--- RECORD EXTRACTS ---
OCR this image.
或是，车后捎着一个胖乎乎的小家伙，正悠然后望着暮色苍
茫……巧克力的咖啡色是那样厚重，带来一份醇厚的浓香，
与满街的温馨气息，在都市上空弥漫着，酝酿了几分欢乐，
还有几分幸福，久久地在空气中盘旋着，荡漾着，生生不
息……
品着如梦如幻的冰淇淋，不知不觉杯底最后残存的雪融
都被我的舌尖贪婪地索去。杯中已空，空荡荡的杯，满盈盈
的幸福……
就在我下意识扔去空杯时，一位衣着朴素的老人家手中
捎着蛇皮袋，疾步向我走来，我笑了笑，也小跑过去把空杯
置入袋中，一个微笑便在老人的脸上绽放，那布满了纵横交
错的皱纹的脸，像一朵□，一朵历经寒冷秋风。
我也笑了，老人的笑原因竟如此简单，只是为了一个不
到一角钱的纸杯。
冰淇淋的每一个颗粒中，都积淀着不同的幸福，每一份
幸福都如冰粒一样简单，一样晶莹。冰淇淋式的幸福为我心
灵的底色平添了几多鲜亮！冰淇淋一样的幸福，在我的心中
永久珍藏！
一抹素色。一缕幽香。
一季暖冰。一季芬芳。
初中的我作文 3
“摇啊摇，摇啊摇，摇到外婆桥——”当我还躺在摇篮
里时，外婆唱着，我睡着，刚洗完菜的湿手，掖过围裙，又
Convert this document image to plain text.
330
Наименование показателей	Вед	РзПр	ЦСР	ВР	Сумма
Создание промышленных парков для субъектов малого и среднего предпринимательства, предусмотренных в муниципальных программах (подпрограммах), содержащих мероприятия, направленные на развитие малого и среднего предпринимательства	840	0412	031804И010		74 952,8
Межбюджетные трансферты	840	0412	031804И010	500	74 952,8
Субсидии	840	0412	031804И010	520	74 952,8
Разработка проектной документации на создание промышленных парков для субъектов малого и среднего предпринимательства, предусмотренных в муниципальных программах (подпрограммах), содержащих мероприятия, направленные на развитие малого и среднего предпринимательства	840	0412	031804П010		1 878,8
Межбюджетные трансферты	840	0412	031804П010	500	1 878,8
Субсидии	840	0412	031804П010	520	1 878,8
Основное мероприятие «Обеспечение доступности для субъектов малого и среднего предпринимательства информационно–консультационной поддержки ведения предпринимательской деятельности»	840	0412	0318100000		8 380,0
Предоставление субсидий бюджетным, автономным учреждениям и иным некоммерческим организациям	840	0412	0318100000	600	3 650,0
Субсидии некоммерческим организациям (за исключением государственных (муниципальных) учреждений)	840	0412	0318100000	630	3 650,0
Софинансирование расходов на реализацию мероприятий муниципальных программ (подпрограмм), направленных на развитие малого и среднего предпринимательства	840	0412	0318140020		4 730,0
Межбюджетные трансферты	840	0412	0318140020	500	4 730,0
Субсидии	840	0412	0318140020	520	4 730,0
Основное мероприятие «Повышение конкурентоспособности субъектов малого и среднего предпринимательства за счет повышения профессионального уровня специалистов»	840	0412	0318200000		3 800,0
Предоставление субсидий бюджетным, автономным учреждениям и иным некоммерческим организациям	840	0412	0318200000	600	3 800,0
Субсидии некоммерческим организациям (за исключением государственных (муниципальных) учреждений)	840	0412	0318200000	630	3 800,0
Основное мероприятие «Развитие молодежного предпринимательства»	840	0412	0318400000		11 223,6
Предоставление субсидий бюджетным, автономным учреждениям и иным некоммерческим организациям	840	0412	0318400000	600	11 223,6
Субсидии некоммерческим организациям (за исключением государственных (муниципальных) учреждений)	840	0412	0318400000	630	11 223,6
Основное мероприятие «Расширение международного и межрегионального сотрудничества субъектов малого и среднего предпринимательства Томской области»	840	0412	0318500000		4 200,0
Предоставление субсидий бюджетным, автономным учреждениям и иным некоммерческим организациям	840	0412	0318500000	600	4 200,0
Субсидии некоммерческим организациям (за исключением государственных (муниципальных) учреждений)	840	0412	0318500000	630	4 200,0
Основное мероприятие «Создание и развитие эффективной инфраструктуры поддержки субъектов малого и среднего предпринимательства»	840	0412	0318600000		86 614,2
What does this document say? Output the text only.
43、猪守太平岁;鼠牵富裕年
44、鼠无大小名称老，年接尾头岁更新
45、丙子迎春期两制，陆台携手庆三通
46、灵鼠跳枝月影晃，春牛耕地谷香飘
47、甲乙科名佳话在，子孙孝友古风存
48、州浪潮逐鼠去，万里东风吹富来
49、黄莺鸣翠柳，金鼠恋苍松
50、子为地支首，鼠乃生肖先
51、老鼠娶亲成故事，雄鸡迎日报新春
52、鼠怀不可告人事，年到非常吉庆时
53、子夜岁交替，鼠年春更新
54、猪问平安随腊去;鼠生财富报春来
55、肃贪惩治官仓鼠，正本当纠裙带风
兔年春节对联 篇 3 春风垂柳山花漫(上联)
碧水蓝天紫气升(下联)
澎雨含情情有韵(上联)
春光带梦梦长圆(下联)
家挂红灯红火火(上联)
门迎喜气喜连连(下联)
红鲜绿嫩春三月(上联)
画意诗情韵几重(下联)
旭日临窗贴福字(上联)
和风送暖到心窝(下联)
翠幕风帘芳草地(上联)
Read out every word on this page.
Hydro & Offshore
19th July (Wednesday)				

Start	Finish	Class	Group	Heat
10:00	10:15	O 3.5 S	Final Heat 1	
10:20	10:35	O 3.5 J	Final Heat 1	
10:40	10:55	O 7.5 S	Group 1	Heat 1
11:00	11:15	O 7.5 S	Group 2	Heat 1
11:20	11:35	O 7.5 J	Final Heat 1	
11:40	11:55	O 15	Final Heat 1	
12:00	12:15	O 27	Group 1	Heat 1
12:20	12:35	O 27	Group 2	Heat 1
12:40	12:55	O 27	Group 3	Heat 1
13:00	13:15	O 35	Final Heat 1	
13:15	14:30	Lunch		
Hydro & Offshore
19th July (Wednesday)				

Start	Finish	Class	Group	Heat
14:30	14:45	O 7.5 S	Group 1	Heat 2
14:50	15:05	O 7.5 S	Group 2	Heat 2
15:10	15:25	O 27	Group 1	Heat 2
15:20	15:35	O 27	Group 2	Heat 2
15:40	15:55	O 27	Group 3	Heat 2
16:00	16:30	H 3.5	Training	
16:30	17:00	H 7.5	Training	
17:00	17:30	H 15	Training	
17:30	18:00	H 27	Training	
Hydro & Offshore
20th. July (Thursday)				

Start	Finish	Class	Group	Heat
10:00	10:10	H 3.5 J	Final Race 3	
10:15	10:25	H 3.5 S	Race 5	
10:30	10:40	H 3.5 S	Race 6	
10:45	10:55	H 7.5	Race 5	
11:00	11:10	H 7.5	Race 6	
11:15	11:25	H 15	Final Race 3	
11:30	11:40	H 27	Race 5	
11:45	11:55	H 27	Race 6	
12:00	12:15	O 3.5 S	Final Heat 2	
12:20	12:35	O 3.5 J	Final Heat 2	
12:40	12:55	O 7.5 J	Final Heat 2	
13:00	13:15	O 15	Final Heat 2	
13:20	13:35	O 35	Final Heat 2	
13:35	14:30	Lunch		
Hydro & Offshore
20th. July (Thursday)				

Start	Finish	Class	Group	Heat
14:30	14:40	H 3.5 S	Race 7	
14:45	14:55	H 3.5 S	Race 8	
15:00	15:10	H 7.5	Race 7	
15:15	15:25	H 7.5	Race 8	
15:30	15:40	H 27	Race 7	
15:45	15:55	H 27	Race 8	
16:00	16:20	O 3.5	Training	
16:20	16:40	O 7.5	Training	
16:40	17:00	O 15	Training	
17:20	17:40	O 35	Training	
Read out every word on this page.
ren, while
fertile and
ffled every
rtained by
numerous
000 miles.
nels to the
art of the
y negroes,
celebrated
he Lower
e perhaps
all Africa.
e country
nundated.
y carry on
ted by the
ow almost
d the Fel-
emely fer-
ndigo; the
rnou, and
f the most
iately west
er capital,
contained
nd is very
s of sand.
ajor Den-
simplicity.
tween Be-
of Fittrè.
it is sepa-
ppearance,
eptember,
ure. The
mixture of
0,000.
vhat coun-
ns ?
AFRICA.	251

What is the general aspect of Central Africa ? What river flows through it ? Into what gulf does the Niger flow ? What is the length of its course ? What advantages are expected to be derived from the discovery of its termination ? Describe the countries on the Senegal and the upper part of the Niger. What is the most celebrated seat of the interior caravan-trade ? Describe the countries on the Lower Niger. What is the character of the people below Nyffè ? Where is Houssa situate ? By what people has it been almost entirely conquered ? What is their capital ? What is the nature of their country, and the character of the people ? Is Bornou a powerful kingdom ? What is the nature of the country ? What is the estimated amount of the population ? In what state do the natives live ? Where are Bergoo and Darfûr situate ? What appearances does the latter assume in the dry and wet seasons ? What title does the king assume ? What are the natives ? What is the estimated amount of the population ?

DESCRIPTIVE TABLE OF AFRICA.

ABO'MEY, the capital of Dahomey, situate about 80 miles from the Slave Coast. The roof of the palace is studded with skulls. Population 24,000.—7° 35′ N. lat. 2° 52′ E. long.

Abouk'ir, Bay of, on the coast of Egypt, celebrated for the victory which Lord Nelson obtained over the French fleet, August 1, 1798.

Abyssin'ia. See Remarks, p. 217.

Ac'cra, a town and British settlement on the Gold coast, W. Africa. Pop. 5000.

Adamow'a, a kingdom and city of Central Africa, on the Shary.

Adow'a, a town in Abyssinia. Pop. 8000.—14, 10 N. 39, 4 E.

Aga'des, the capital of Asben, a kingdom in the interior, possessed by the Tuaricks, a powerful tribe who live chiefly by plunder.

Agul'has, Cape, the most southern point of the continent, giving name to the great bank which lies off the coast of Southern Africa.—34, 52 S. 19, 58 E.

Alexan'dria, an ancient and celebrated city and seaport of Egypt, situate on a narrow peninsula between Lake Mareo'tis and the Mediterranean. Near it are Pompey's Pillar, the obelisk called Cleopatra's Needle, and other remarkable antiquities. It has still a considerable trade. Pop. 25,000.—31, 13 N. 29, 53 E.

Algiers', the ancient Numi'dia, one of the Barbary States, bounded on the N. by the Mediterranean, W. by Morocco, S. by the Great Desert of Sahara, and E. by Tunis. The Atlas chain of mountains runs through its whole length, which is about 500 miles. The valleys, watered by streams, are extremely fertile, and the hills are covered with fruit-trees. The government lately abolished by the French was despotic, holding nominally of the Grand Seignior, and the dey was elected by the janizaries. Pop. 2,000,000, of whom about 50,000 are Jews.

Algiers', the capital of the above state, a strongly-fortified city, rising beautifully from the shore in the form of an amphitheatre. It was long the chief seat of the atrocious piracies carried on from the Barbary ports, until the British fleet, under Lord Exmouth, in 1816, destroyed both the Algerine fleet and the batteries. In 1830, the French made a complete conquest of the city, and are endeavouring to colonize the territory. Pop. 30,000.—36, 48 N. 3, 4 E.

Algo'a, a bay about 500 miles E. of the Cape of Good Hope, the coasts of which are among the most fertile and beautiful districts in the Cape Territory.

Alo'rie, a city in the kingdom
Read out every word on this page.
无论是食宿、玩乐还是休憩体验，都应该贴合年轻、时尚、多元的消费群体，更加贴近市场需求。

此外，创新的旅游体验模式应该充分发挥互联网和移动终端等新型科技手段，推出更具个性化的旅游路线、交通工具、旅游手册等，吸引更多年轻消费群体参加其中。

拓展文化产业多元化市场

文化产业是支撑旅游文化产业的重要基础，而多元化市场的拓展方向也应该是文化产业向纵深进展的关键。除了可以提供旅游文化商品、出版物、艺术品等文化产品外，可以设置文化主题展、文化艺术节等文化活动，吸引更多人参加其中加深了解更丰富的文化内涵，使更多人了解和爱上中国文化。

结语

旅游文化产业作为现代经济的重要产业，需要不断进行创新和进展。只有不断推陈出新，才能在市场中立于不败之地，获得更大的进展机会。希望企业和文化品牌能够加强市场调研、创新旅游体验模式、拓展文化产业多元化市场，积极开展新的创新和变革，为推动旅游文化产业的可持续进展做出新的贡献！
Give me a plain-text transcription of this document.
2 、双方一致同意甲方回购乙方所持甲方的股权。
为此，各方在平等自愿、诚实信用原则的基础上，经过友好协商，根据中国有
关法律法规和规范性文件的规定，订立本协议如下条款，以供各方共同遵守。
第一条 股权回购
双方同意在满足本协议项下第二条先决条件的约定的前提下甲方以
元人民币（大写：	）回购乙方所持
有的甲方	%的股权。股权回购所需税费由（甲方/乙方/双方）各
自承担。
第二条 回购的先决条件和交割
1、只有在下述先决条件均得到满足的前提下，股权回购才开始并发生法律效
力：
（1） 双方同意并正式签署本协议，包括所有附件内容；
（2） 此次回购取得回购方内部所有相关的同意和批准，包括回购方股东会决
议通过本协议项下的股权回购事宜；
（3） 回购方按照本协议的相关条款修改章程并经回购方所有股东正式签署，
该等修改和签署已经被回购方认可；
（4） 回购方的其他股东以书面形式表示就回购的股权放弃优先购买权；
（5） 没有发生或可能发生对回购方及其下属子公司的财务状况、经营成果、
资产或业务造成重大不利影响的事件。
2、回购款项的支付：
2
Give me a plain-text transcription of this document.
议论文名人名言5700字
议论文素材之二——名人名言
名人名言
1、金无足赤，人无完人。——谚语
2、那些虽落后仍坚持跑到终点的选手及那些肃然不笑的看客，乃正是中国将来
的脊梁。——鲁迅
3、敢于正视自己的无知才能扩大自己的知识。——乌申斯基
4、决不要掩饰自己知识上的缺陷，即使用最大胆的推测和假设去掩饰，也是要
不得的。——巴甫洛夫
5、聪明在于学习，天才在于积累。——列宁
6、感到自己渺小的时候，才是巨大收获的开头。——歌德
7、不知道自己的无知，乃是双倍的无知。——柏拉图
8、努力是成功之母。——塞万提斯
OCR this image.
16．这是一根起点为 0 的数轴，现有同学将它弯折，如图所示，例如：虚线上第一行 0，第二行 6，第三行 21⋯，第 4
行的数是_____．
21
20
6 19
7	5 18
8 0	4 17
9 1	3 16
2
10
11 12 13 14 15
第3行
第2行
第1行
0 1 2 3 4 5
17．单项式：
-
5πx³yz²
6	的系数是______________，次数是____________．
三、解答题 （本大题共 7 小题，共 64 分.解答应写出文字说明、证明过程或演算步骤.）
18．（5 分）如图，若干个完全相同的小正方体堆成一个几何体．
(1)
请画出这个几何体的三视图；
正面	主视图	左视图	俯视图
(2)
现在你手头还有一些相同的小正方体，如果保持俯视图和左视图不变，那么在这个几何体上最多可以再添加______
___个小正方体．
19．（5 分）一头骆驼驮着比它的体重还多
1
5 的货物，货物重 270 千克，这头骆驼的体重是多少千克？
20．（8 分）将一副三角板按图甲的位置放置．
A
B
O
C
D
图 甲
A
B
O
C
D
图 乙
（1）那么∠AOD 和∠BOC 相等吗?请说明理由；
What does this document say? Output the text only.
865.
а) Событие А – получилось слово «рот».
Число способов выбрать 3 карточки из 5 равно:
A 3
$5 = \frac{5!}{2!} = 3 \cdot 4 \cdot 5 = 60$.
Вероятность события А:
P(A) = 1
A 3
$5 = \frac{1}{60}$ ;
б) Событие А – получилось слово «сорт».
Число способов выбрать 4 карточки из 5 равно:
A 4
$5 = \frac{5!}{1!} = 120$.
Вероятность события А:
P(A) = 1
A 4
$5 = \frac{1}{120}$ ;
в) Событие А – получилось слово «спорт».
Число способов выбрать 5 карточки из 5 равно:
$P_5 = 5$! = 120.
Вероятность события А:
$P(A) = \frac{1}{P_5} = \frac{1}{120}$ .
---
Tally the lines that hold the string "мероприятия" and state the total, nothing more.

2